SUPPLIED ENTRIES:
◇ ◇ ◇

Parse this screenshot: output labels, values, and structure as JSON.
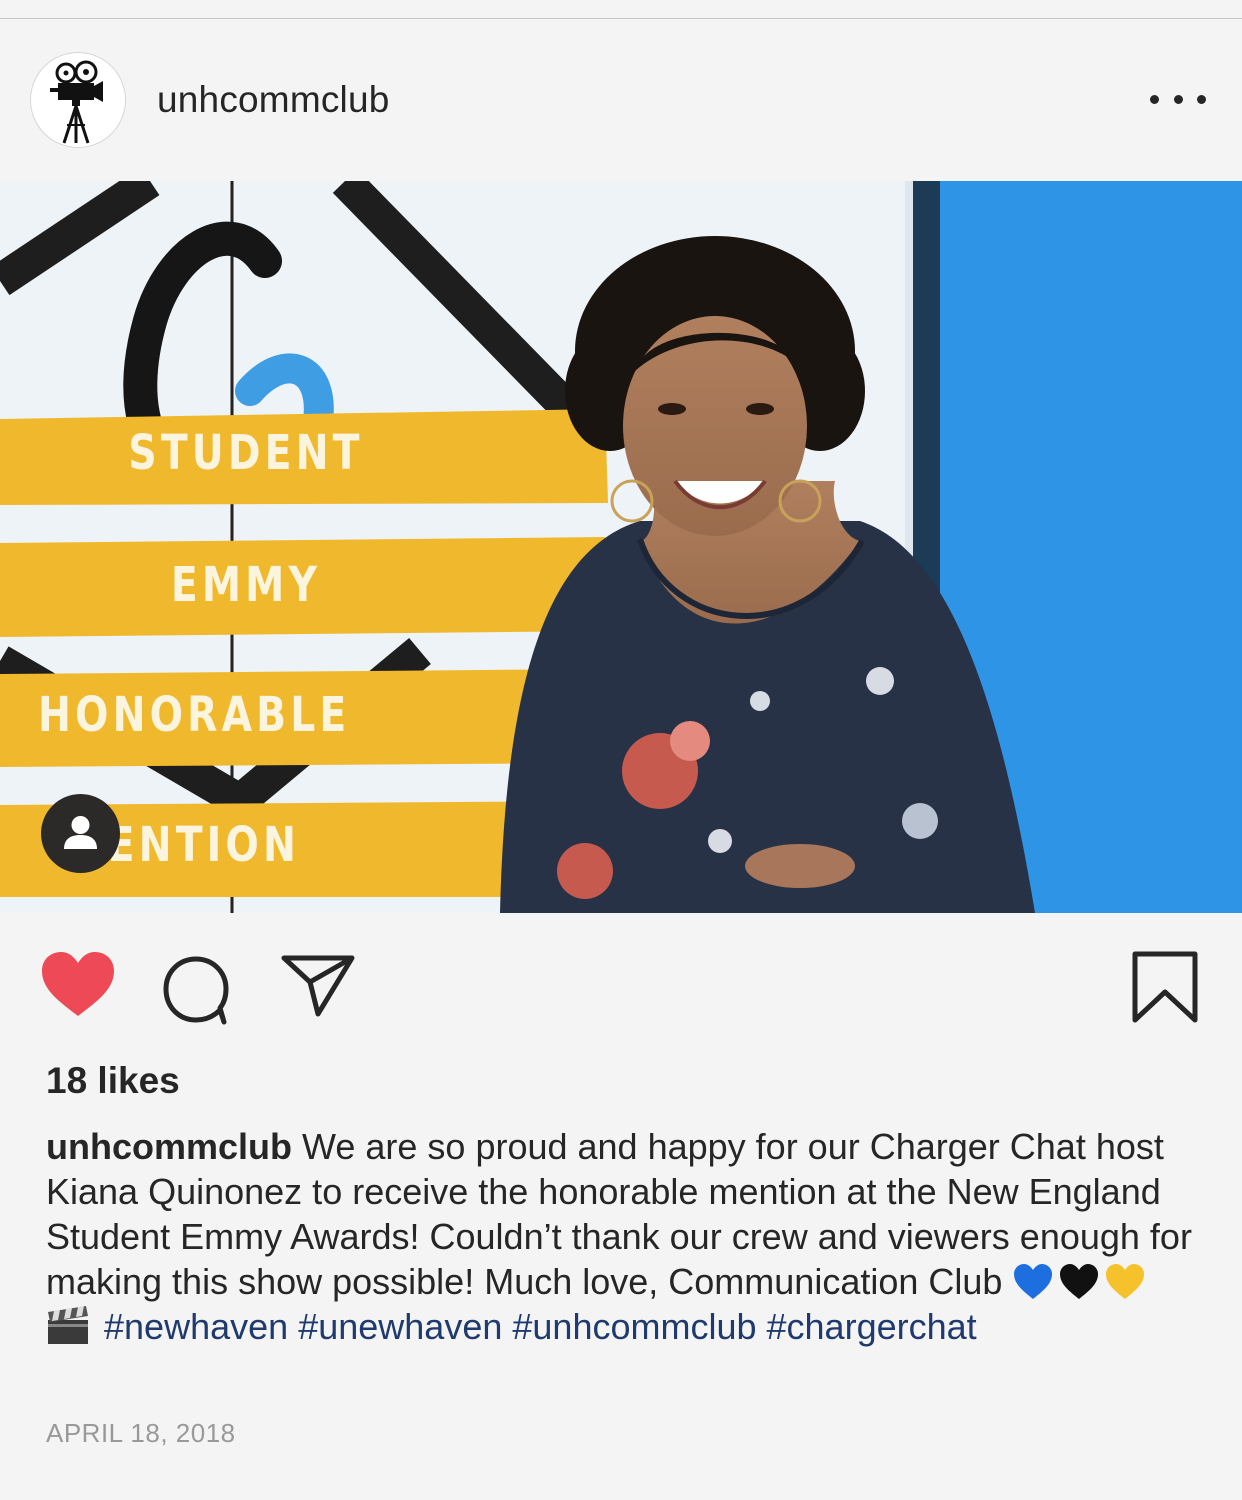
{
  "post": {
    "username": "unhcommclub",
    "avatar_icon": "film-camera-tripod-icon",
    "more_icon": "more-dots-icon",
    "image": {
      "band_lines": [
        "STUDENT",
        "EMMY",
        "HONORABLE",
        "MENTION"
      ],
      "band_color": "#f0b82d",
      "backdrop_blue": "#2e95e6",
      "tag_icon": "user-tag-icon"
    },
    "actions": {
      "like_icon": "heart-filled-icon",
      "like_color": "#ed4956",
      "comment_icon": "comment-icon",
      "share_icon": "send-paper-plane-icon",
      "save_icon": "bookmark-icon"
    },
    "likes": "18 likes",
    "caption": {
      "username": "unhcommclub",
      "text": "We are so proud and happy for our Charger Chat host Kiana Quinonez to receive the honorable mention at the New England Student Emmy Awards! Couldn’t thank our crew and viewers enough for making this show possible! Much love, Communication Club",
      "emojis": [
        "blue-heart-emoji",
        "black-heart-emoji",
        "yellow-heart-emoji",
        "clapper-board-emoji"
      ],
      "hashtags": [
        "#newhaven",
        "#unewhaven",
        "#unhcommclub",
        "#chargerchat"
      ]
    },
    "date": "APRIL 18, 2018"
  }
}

◇ ◇ ◇

TASK BRIEF: In the copy, include no pictures; restate the listing above exactly.

FULL RESPONSE:
Parse this screenshot: output labels, values, and structure as JSON.
{
  "post": {
    "username": "unhcommclub",
    "avatar_icon": "film-camera-tripod-icon",
    "more_icon": "more-dots-icon",
    "image": {
      "band_lines": [
        "STUDENT",
        "EMMY",
        "HONORABLE",
        "MENTION"
      ],
      "band_color": "#f0b82d",
      "backdrop_blue": "#2e95e6",
      "tag_icon": "user-tag-icon"
    },
    "actions": {
      "like_icon": "heart-filled-icon",
      "like_color": "#ed4956",
      "comment_icon": "comment-icon",
      "share_icon": "send-paper-plane-icon",
      "save_icon": "bookmark-icon"
    },
    "likes": "18 likes",
    "caption": {
      "username": "unhcommclub",
      "text": "We are so proud and happy for our Charger Chat host Kiana Quinonez to receive the honorable mention at the New England Student Emmy Awards! Couldn’t thank our crew and viewers enough for making this show possible! Much love, Communication Club",
      "emojis": [
        "blue-heart-emoji",
        "black-heart-emoji",
        "yellow-heart-emoji",
        "clapper-board-emoji"
      ],
      "hashtags": [
        "#newhaven",
        "#unewhaven",
        "#unhcommclub",
        "#chargerchat"
      ]
    },
    "date": "APRIL 18, 2018"
  }
}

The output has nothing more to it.